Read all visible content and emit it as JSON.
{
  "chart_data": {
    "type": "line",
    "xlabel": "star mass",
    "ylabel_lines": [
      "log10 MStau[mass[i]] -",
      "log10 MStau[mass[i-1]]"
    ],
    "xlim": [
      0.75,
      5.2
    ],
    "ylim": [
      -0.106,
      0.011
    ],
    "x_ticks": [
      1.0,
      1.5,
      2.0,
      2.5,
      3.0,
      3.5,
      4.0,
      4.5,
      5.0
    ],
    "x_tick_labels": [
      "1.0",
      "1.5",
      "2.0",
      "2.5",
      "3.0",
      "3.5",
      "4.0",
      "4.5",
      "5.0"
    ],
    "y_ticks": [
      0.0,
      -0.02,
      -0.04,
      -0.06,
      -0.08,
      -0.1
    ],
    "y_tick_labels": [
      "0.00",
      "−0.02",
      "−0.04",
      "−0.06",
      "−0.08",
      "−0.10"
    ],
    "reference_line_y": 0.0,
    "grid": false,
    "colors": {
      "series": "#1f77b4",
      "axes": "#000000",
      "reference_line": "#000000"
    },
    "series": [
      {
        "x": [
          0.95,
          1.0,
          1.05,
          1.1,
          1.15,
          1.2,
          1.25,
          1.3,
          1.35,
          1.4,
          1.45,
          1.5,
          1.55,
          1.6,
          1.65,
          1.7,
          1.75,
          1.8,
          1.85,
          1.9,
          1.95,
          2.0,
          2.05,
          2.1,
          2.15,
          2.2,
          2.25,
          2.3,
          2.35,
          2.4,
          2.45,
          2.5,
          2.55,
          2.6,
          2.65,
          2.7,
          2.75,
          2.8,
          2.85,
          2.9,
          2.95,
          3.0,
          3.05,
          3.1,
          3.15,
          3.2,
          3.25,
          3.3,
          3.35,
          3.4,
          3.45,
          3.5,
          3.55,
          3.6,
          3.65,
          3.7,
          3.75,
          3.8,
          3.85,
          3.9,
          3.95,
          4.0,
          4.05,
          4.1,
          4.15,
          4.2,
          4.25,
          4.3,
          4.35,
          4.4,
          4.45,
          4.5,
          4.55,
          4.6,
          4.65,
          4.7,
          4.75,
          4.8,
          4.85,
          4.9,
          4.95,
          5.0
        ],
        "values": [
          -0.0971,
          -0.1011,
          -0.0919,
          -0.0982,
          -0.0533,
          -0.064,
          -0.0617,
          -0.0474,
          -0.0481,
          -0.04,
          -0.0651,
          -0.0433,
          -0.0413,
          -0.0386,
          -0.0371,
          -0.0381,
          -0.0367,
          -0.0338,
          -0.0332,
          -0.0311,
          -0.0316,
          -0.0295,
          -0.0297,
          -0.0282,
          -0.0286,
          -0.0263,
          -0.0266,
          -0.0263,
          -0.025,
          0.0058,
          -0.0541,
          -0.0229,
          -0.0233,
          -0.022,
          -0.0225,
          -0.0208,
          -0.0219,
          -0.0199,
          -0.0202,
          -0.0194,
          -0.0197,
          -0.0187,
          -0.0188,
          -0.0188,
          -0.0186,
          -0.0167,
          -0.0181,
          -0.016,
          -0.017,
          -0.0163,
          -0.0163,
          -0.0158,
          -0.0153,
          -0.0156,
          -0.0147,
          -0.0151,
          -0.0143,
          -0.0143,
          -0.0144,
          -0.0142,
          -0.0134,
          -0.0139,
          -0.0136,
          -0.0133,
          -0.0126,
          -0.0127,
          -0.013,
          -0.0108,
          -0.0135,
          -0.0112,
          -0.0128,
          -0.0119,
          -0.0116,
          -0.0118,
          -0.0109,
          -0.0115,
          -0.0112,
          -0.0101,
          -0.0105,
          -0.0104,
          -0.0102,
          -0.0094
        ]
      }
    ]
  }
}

**Required work:** Your reply is one number: how many lines of the records above contain the word "mass".

**Written reply:** 3